EXTRACTED ENTRIES

+ + + +

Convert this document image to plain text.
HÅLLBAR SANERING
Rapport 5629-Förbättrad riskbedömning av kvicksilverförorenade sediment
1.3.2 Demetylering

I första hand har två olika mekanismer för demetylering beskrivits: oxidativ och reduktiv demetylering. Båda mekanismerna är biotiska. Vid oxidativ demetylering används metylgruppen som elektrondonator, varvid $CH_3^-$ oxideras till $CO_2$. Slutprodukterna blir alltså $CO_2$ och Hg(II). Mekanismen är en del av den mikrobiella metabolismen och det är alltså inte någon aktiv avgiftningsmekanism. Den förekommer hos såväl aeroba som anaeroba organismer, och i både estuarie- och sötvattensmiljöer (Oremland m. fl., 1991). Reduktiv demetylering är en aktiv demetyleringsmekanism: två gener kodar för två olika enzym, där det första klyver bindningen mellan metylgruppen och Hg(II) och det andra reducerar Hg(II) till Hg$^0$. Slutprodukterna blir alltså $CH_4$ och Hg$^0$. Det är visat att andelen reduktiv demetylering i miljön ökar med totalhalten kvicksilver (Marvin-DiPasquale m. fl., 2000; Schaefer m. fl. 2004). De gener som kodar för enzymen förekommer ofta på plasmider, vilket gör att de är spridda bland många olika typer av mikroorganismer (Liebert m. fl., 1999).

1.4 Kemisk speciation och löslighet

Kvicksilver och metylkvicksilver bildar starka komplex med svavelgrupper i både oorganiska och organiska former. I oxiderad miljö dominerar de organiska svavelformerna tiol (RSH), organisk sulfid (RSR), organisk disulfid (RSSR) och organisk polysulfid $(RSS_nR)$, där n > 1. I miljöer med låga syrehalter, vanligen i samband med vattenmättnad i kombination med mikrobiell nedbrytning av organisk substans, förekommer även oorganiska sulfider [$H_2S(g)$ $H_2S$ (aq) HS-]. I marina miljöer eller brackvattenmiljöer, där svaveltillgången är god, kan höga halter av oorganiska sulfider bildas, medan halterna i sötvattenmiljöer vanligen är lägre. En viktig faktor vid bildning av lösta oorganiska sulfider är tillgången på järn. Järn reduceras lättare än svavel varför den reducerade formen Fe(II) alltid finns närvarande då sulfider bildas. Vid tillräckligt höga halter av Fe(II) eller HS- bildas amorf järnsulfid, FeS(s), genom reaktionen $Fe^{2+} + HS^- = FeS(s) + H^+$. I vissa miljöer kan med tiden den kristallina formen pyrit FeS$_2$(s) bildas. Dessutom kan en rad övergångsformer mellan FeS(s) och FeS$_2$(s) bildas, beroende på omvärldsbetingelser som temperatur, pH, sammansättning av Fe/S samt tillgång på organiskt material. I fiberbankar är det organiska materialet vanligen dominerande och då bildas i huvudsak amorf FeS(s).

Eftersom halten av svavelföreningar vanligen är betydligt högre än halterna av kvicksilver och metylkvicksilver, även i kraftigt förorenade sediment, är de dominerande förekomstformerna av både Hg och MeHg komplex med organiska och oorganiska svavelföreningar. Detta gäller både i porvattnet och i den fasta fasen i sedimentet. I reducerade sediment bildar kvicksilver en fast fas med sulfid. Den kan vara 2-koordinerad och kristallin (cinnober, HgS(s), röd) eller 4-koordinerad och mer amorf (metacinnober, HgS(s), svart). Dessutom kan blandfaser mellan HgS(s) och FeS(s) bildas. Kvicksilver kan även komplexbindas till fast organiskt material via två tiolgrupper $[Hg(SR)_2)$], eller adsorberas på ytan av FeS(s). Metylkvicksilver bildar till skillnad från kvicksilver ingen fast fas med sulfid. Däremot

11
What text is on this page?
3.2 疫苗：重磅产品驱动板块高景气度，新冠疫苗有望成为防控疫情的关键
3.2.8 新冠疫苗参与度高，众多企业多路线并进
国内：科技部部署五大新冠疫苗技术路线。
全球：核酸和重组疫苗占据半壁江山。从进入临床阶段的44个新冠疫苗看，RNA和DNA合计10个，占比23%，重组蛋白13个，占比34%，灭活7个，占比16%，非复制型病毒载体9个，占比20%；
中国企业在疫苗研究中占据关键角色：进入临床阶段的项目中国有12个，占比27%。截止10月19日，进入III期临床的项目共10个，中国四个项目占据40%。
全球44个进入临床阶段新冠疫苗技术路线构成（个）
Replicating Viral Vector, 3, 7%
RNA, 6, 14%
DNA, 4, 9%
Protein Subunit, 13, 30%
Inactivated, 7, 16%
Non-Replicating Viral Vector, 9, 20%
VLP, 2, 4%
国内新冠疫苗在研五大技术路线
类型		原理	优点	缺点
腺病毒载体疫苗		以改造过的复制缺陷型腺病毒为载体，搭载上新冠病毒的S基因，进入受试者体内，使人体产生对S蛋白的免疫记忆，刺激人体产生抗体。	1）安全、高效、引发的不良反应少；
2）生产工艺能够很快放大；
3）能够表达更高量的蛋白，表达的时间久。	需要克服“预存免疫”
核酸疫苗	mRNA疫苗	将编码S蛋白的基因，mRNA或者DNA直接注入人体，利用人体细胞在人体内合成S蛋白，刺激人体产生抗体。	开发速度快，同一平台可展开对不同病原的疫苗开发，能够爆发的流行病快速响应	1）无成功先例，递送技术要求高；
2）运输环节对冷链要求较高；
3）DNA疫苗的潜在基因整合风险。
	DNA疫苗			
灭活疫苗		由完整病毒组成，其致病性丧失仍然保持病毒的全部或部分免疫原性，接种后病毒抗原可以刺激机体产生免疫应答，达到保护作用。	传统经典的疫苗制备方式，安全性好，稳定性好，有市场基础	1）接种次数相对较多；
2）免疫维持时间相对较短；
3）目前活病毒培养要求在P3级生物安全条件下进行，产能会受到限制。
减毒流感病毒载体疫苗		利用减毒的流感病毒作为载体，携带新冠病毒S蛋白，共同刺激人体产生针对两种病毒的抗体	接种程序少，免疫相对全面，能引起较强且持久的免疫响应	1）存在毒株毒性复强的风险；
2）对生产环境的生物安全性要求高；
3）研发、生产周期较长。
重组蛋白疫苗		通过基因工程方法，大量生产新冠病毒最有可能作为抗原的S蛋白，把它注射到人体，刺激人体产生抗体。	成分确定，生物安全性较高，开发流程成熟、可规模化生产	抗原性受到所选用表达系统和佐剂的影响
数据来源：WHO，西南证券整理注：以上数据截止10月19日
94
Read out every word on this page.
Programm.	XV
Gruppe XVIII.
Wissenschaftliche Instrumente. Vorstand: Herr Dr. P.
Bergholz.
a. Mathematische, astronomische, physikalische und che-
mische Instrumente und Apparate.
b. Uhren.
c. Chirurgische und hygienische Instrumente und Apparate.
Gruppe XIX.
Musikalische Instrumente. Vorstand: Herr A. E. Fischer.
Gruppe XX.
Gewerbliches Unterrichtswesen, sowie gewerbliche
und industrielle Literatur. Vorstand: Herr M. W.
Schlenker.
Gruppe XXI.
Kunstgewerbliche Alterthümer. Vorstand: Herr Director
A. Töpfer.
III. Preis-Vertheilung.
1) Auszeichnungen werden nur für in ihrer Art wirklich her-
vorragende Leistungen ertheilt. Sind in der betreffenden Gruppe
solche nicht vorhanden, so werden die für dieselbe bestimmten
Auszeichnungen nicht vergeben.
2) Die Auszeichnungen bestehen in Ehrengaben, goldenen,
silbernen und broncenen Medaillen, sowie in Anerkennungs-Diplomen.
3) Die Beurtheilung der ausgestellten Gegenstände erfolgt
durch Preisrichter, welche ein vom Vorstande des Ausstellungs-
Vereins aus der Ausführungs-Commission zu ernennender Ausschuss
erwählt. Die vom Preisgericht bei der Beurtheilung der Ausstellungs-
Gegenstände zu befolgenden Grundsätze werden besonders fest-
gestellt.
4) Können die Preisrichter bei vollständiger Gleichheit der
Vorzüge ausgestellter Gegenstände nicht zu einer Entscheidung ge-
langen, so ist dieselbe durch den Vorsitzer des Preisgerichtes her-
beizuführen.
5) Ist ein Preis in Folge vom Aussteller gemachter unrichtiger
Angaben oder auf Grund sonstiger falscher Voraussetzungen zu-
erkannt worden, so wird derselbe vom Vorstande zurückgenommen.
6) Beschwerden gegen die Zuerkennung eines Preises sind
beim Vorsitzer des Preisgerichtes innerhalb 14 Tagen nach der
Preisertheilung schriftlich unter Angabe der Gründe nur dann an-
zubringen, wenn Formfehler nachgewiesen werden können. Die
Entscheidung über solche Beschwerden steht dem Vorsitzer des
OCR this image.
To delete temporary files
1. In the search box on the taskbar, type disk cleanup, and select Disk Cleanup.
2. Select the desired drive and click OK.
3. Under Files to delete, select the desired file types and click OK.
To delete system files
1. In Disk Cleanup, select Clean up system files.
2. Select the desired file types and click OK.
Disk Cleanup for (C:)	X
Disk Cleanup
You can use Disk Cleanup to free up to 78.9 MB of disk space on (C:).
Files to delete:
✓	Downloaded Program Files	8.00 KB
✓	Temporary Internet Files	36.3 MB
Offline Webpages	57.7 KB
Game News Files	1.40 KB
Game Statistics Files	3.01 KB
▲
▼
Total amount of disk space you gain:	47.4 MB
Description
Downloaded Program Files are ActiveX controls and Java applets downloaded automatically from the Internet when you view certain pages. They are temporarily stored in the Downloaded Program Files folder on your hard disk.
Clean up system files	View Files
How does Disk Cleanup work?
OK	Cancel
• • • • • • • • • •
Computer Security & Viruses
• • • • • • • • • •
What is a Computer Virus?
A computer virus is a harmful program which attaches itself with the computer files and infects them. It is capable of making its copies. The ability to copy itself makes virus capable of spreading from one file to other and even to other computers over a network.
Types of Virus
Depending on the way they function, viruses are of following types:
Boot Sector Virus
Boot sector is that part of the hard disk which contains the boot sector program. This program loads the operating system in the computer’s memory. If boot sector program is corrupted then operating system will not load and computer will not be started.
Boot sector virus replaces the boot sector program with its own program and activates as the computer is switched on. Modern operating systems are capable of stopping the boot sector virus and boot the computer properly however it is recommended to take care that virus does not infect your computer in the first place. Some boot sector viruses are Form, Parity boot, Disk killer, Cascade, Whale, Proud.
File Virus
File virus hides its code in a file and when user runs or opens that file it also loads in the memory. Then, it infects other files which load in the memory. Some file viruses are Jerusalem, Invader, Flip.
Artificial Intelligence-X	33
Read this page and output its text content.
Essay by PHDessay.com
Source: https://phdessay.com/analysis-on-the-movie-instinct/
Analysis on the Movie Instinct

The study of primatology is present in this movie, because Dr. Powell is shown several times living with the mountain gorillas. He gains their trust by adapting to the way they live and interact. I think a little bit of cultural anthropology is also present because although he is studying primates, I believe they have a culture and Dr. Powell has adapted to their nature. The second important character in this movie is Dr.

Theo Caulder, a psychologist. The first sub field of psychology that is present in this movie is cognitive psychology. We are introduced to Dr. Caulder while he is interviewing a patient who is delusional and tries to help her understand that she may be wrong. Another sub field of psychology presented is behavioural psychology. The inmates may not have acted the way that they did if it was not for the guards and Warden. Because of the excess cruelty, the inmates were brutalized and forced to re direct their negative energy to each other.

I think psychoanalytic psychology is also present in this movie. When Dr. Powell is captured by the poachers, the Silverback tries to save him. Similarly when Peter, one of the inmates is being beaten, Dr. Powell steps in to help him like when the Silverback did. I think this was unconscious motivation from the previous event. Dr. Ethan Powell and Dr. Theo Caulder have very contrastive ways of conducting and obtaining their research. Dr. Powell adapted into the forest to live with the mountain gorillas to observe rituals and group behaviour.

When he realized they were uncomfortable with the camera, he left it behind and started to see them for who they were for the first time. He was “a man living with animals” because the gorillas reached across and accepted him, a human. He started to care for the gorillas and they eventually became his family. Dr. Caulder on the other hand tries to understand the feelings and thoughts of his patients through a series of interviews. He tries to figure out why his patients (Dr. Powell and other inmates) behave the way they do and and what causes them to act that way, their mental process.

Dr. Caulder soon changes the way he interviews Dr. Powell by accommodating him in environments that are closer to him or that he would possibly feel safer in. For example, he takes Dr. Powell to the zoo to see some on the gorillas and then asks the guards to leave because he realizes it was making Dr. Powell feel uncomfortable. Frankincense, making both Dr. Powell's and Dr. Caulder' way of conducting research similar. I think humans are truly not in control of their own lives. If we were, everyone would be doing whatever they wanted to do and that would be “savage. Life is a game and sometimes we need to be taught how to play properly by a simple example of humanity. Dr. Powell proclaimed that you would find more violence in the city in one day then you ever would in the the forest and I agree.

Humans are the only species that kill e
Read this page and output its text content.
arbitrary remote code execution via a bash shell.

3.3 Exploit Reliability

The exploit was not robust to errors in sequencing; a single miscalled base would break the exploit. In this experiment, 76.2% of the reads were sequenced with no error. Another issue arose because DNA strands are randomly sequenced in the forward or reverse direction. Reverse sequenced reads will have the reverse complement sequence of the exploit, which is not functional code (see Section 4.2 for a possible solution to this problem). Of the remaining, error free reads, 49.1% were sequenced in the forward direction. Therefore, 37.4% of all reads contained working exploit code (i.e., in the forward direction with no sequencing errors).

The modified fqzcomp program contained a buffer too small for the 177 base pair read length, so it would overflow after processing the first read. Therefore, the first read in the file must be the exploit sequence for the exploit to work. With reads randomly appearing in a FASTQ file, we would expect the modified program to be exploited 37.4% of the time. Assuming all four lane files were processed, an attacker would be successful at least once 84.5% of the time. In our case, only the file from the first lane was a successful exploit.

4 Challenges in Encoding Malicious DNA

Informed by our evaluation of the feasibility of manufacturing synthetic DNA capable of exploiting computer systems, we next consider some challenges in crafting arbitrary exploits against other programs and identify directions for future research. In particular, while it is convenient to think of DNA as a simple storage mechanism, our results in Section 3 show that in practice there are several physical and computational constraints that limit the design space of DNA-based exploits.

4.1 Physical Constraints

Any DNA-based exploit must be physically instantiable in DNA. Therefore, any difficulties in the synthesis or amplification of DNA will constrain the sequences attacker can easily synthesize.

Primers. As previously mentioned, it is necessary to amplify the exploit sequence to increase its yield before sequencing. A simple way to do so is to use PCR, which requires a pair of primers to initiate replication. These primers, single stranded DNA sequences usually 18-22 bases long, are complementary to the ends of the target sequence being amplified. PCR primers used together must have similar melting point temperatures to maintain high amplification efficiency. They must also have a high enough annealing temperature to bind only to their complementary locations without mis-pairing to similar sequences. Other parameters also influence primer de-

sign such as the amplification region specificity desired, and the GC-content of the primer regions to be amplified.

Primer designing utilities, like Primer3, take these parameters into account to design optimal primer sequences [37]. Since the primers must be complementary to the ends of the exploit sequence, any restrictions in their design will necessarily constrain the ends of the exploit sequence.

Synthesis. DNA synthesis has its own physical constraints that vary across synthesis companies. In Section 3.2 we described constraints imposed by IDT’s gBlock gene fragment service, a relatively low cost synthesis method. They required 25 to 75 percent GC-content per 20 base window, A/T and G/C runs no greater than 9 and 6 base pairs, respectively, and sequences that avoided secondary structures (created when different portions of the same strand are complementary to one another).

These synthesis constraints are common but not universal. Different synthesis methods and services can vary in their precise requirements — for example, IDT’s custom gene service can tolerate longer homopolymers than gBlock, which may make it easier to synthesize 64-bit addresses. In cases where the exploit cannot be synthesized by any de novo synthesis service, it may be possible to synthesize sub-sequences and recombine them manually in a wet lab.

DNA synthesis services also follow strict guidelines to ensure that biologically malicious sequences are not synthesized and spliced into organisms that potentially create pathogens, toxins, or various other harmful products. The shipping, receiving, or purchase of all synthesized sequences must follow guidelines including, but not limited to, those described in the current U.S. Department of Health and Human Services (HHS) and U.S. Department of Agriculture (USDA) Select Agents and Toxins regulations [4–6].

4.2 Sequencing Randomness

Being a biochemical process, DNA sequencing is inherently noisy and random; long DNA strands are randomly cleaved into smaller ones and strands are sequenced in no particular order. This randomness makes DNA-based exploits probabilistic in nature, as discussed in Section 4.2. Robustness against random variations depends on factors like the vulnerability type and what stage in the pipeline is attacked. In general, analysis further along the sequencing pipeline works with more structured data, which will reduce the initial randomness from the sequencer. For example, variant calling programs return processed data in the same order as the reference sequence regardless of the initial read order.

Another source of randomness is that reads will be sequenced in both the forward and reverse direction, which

+ + + +

Above are records; count the lines among them that include the word "across", and give only the number.

ANSWER TO THIS PROBLEM
2